• _Record extracts_
···

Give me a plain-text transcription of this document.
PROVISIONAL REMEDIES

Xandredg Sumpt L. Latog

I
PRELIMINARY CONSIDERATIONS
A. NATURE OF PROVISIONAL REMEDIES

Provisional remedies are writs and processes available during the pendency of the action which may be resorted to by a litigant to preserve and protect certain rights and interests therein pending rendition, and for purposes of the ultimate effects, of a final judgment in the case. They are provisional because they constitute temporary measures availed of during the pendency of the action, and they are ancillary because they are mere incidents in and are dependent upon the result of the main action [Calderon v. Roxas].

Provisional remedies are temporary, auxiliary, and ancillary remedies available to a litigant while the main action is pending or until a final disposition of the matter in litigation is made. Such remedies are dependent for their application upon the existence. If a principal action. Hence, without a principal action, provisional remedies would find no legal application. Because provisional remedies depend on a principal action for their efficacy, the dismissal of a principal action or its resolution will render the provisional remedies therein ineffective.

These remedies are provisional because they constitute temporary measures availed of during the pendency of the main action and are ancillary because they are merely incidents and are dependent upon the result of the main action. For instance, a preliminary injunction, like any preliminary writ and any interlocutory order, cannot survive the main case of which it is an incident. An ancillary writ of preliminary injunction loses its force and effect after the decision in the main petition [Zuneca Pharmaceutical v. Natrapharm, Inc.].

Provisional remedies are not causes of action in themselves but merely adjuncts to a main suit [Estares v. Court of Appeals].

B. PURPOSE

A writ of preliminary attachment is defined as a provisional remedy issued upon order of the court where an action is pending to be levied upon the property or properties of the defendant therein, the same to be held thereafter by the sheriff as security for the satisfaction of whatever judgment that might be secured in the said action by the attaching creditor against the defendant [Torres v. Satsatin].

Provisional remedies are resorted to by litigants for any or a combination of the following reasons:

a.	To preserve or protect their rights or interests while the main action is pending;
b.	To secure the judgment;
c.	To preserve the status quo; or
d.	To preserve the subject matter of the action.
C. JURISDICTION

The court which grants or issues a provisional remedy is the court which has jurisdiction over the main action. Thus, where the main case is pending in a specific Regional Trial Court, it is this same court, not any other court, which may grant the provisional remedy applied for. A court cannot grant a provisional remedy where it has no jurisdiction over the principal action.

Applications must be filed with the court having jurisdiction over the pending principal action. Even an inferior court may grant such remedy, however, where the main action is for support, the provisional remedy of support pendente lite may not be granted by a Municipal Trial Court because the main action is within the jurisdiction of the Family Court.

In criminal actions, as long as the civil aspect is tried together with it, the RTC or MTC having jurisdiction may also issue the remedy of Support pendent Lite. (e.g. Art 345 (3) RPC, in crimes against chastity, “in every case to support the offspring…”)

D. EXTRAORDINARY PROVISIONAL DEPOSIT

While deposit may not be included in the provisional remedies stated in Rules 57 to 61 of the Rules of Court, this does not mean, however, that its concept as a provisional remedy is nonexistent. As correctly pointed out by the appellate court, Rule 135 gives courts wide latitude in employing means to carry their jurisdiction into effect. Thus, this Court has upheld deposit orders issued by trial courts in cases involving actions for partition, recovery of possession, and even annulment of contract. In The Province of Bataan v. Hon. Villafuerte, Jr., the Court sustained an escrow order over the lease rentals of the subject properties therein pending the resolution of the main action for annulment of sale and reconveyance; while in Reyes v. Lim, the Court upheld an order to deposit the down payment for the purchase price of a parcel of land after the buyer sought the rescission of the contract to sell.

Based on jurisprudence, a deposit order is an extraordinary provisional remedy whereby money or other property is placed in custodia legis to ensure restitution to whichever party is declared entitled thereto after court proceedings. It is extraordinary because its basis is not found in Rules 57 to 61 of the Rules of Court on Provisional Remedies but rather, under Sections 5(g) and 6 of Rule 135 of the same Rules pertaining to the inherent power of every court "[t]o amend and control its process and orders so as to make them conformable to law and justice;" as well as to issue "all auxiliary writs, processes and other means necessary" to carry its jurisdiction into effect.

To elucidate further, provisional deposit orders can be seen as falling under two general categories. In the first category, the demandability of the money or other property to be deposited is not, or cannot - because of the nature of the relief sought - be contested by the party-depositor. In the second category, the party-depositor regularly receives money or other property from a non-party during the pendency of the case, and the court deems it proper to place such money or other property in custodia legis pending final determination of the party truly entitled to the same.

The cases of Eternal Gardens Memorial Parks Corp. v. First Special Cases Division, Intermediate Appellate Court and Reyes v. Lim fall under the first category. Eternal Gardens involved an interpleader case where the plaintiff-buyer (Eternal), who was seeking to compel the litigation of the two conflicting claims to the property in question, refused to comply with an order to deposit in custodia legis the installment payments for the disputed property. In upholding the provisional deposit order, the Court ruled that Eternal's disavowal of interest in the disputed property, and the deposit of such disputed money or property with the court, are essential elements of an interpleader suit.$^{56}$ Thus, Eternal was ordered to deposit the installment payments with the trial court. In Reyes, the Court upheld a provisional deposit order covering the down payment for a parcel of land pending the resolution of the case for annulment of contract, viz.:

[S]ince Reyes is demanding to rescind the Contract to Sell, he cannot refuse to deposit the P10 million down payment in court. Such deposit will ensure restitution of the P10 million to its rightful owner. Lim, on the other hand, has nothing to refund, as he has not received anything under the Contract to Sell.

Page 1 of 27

···

• _Work to do_
Print every entry exactly as it appears.

• _Task solution_
Give me a plain-text transcription of this document.
PROVISIONAL REMEDIES

Xandredg Sumpt L. Latog

I
PRELIMINARY CONSIDERATIONS
A. NATURE OF PROVISIONAL REMEDIES

Provisional remedies are writs and processes available during the pendency of the action which may be resorted to by a litigant to preserve and protect certain rights and interests therein pending rendition, and for purposes of the ultimate effects, of a final judgment in the case. They are provisional because they constitute temporary measures availed of during the pendency of the action, and they are ancillary because they are mere incidents in and are dependent upon the result of the main action [Calderon v. Roxas].

Provisional remedies are temporary, auxiliary, and ancillary remedies available to a litigant while the main action is pending or until a final disposition of the matter in litigation is made. Such remedies are dependent for their application upon the existence. If a principal action. Hence, without a principal action, provisional remedies would find no legal application. Because provisional remedies depend on a principal action for their efficacy, the dismissal of a principal action or its resolution will render the provisional remedies therein ineffective.

These remedies are provisional because they constitute temporary measures availed of during the pendency of the main action and are ancillary because they are merely incidents and are dependent upon the result of the main action. For instance, a preliminary injunction, like any preliminary writ and any interlocutory order, cannot survive the main case of which it is an incident. An ancillary writ of preliminary injunction loses its force and effect after the decision in the main petition [Zuneca Pharmaceutical v. Natrapharm, Inc.].

Provisional remedies are not causes of action in themselves but merely adjuncts to a main suit [Estares v. Court of Appeals].

B. PURPOSE

A writ of preliminary attachment is defined as a provisional remedy issued upon order of the court where an action is pending to be levied upon the property or properties of the defendant therein, the same to be held thereafter by the sheriff as security for the satisfaction of whatever judgment that might be secured in the said action by the attaching creditor against the defendant [Torres v. Satsatin].

Provisional remedies are resorted to by litigants for any or a combination of the following reasons:

a.	To preserve or protect their rights or interests while the main action is pending;
b.	To secure the judgment;
c.	To preserve the status quo; or
d.	To preserve the subject matter of the action.
C. JURISDICTION

The court which grants or issues a provisional remedy is the court which has jurisdiction over the main action. Thus, where the main case is pending in a specific Regional Trial Court, it is this same court, not any other court, which may grant the provisional remedy applied for. A court cannot grant a provisional remedy where it has no jurisdiction over the principal action.

Applications must be filed with the court having jurisdiction over the pending principal action. Even an inferior court may grant such remedy, however, where the main action is for support, the provisional remedy of support pendente lite may not be granted by a Municipal Trial Court because the main action is within the jurisdiction of the Family Court.

In criminal actions, as long as the civil aspect is tried together with it, the RTC or MTC having jurisdiction may also issue the remedy of Support pendent Lite. (e.g. Art 345 (3) RPC, in crimes against chastity, “in every case to support the offspring…”)

D. EXTRAORDINARY PROVISIONAL DEPOSIT

While deposit may not be included in the provisional remedies stated in Rules 57 to 61 of the Rules of Court, this does not mean, however, that its concept as a provisional remedy is nonexistent. As correctly pointed out by the appellate court, Rule 135 gives courts wide latitude in employing means to carry their jurisdiction into effect. Thus, this Court has upheld deposit orders issued by trial courts in cases involving actions for partition, recovery of possession, and even annulment of contract. In The Province of Bataan v. Hon. Villafuerte, Jr., the Court sustained an escrow order over the lease rentals of the subject properties therein pending the resolution of the main action for annulment of sale and reconveyance; while in Reyes v. Lim, the Court upheld an order to deposit the down payment for the purchase price of a parcel of land after the buyer sought the rescission of the contract to sell.

Based on jurisprudence, a deposit order is an extraordinary provisional remedy whereby money or other property is placed in custodia legis to ensure restitution to whichever party is declared entitled thereto after court proceedings. It is extraordinary because its basis is not found in Rules 57 to 61 of the Rules of Court on Provisional Remedies but rather, under Sections 5(g) and 6 of Rule 135 of the same Rules pertaining to the inherent power of every court "[t]o amend and control its process and orders so as to make them conformable to law and justice;" as well as to issue "all auxiliary writs, processes and other means necessary" to carry its jurisdiction into effect.

To elucidate further, provisional deposit orders can be seen as falling under two general categories. In the first category, the demandability of the money or other property to be deposited is not, or cannot - because of the nature of the relief sought - be contested by the party-depositor. In the second category, the party-depositor regularly receives money or other property from a non-party during the pendency of the case, and the court deems it proper to place such money or other property in custodia legis pending final determination of the party truly entitled to the same.

The cases of Eternal Gardens Memorial Parks Corp. v. First Special Cases Division, Intermediate Appellate Court and Reyes v. Lim fall under the first category. Eternal Gardens involved an interpleader case where the plaintiff-buyer (Eternal), who was seeking to compel the litigation of the two conflicting claims to the property in question, refused to comply with an order to deposit in custodia legis the installment payments for the disputed property. In upholding the provisional deposit order, the Court ruled that Eternal's disavowal of interest in the disputed property, and the deposit of such disputed money or property with the court, are essential elements of an interpleader suit.$^{56}$ Thus, Eternal was ordered to deposit the installment payments with the trial court. In Reyes, the Court upheld a provisional deposit order covering the down payment for a parcel of land pending the resolution of the case for annulment of contract, viz.:

[S]ince Reyes is demanding to rescind the Contract to Sell, he cannot refuse to deposit the P10 million down payment in court. Such deposit will ensure restitution of the P10 million to its rightful owner. Lim, on the other hand, has nothing to refund, as he has not received anything under the Contract to Sell.

Page 1 of 27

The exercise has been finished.